- [Exercício escrito 1] No texto sobre o financiamento da hidrelétrica de Belo Monte, qual é o total que o BNDES comprometeu com o projeto?
- [Exercício escrito 2] Dê prosseguimento ao texto sobre o financiamento da hidrelétrica de Belo Monte, começando logo após a última frase apresentada.
***** Trecho para leitura *****
É Notícia!
Por Lúcio Flávio Pinto | Cartas da Amazônia – ter, 27 de nov
de 2012
O Ministério Público Federal já ajuizou 15 ações civis
públicas contra a hidrelétrica de Belo Monte, em construção no rio Xingu, no
Pará. Seus argumentos sobre a inviabilidade econômica e socioambiental do
empreendimento não parecem ter impressionado a principal instituição de fomento
do país.
Durante os próximos 30 dias, o Banco Nacional do
Desenvolvimento Econômico Social pretende liberar 19,6 bilhões para o projeto,
que já recebeu do mesmo BNDES, em duas parcelas, neste ano, R$ 2,9 bilhões. O
total do comprometimento, assim, é de R$ 22,5 bilhões. O montante representa
80% dos R$ 28,9 bilhões previstos para serem usados até tornar Belo Monte a
terceira maior hidrelétrica do mundo.
Os títulos desta transação impressionam. Trata-se do maior
empréstimo de toda história de 60 anos do banco. É três vezes maior do que a
operação que ocupava até então o primeiro lugar no ranking do BNDES, os R$ 9,7
bilhões destinados à refinaria Abreu e Lima, em Pernambuco. A usina do Xingu
engolirá quase todos os recursos previstos — R$ 23,5 bilhões — para a área de
infraestrutura nesse segmento, excluindo o metrô.
Os elementos de grandiosidade não param aí. Belo Monte é a
maior obra em andamento no Brasil e a joia da coroa do PAC, o Programa de
Aceleração do Crescimento, transmitido por Lula a Dilma.
***** Entradas de dados *****
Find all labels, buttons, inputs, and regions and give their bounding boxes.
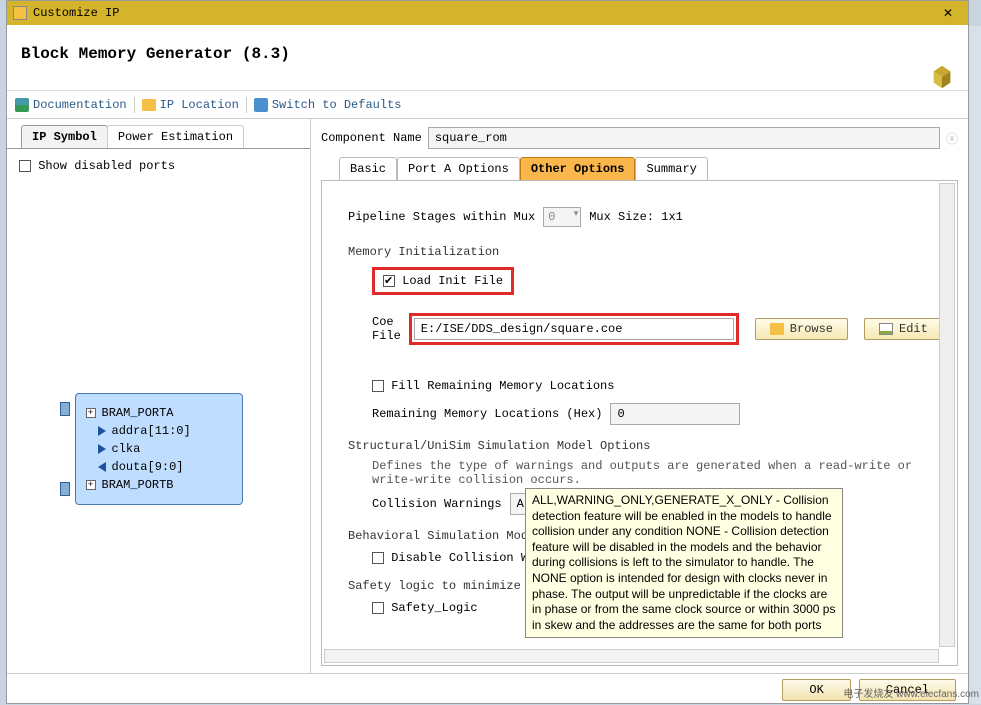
port-notch-icon (60, 402, 70, 416)
horizontal-scrollbar[interactable] (324, 649, 939, 663)
bram-portb: +BRAM_PORTB (86, 478, 232, 492)
component-name-input[interactable] (428, 127, 940, 149)
cube-icon (15, 98, 29, 112)
vivado-logo-icon (928, 63, 956, 91)
page-title: Block Memory Generator (8.3) (21, 45, 290, 63)
port-clka: clka (98, 442, 232, 456)
mux-size-label: Mux Size: 1x1 (589, 210, 683, 224)
highlight-load-init: Load Init File (372, 267, 514, 295)
remaining-locations-input[interactable] (610, 403, 740, 425)
switch-defaults-link[interactable]: Switch to Defaults (254, 98, 402, 112)
left-content: Show disabled ports +BRAM_PORTA addra[11… (7, 148, 310, 679)
highlight-coe-file (409, 313, 739, 345)
left-panel: IP Symbol Power Estimation Show disabled… (7, 119, 311, 673)
header: Block Memory Generator (8.3) (7, 25, 968, 91)
remaining-locations-label: Remaining Memory Locations (Hex) (372, 407, 602, 421)
port-douta: douta[9:0] (98, 460, 232, 474)
coe-file-label: Coe File (372, 315, 401, 343)
ip-symbol-block: +BRAM_PORTA addra[11:0] clka douta[9:0] … (75, 393, 243, 505)
show-disabled-ports-checkbox[interactable]: Show disabled ports (19, 159, 175, 173)
collision-tooltip: ALL,WARNING_ONLY,GENERATE_X_ONLY - Colli… (525, 488, 843, 638)
window-title: Customize IP (33, 6, 119, 20)
clear-icon[interactable]: ⓧ (946, 130, 958, 147)
swap-icon (254, 98, 268, 112)
tab-summary[interactable]: Summary (635, 157, 707, 180)
watermark: 电子发烧友 www.elecfans.com (843, 685, 979, 700)
tab-power-estimation[interactable]: Power Estimation (107, 125, 244, 148)
titlebar: Customize IP ✕ (7, 1, 968, 25)
load-init-file-checkbox[interactable]: Load Init File (383, 274, 503, 288)
component-name-label: Component Name (321, 131, 422, 145)
scrollbar-thumb[interactable] (942, 184, 954, 226)
right-tabs: Basic Port A Options Other Options Summa… (339, 157, 958, 180)
tab-other-options[interactable]: Other Options (520, 157, 636, 180)
tab-basic[interactable]: Basic (339, 157, 397, 180)
documentation-link[interactable]: Documentation (15, 98, 127, 112)
toolbar: Documentation IP Location Switch to Defa… (7, 91, 968, 119)
tab-porta-options[interactable]: Port A Options (397, 157, 520, 180)
coe-file-input[interactable] (414, 318, 734, 340)
component-name-row: Component Name ⓧ (321, 127, 958, 149)
ok-button[interactable]: OK (782, 679, 850, 701)
edit-icon (879, 323, 893, 335)
ip-location-link[interactable]: IP Location (142, 98, 239, 112)
memory-init-section: Memory Initialization (348, 245, 931, 259)
edit-button[interactable]: Edit (864, 318, 943, 340)
structural-desc: Defines the type of warnings and outputs… (372, 459, 931, 487)
port-addra: addra[11:0] (98, 424, 232, 438)
folder-icon (770, 323, 784, 335)
collision-warnings-label: Collision Warnings (372, 497, 502, 511)
structural-section: Structural/UniSim Simulation Model Optio… (348, 439, 931, 453)
folder-icon (142, 99, 156, 111)
port-notch-icon (60, 482, 70, 496)
background-edge (969, 26, 981, 704)
tab-ip-symbol[interactable]: IP Symbol (21, 125, 108, 148)
close-button[interactable]: ✕ (934, 4, 962, 22)
left-tabs: IP Symbol Power Estimation (21, 125, 310, 148)
safety-logic-checkbox[interactable]: Safety_Logic (372, 601, 478, 615)
window-icon (13, 6, 27, 20)
browse-button[interactable]: Browse (755, 318, 848, 340)
bram-porta: +BRAM_PORTA (86, 406, 232, 420)
pipeline-select[interactable]: 0 (543, 207, 581, 227)
pipeline-label: Pipeline Stages within Mux (348, 210, 535, 224)
fill-remaining-checkbox[interactable]: Fill Remaining Memory Locations (372, 379, 614, 393)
*****
- [Resposta 1] O BNDES comprometeu um total de R$ 22,5 bilhões com o projeto.

- [Resposta 2]
Com a aprovação do empréstimo, o governo dá o recado: contra
todos os seus adversários e enfrentando atropelos pelo caminho, a enorme
hidrelétrica continuará em andamento acelerado. Quer que a primeira das 24
gigantescas turbinas comece a gerar energia em fevereiro de 2015 e a última, em
janeiro de 2019. Não por acaso, Belo Monte ganhou do governo Lula o título de
hidrelétrica estratégica, a primeira com esse tratamento no Brasil.
Principal item do Plano Decenal de Energia (2013/2022), Belo
Monte, com seus 11,2 mil megawatts nominais, contribuirá — nos cálculos
oficiais — com 33% da energia que será acrescida à capacidade brasileira de
produção durante o período da motorização das suas máquinas, entre 2015 e 2019.
Teria condições de atender à demanda de 18 milhões de residência e 60 milhões
de pessoas, ou ao consumo de toda população das regiões Sul e Nordeste somadas.
Não surpreende que o BNDES, com uma carteira de negócios desse
porte, tenha se tornado maior do que o Banco Mundial, sediado em Washington,
algo "nunca antes" inimaginável, como diria o ex-presidente Lula.
Além dos milionários recursos do FAT (Fundo de Amparo ao Trabalhador), que
estão à sua disposição, apesar da paradoxal relação, e da sua receita própria,
o banco tem recebido crescentes aportes do tesouro nacional, uma preocupante
novidade nos últimos tempos. A opinião pública parece não atentar para a
gravidade desse fato.
Tanto dinheiro público chegou ao caixa do BNDES a pretexto
de fortalecer o capitalismo brasileiro, que agora se multinacionaliza. Um dos
focos das aplicações intensivas do banco é o controverso setor dos
frigoríficos, alçado ao topo do ranking internacional pela pesada grua
financeira estatal.
Com paquidérmicos compromissos de desencaixe de dinheiro, o
BNDES tem sido cada vez mais socorrido pelo governo federal. É o que acontece
no caso de Belo Monte. Dos R$ 22,5 bilhões aprovados para a hidrelétrica,
apenas R$ 9 bilhões são recursos próprios do banco, que não os aplicará
diretamente: R$ 7 bilhões serão repassados através da Caixa Econômica Federal e
R$ 2 bilhões por meio de um banco privado, o BTG Pactual. Os outros R$ 13,5
bilhões sairão do caixa do tesouro nacional, o que quer dizer dinheiro
arrecadado através dos impostos federais — do distinto público, portanto.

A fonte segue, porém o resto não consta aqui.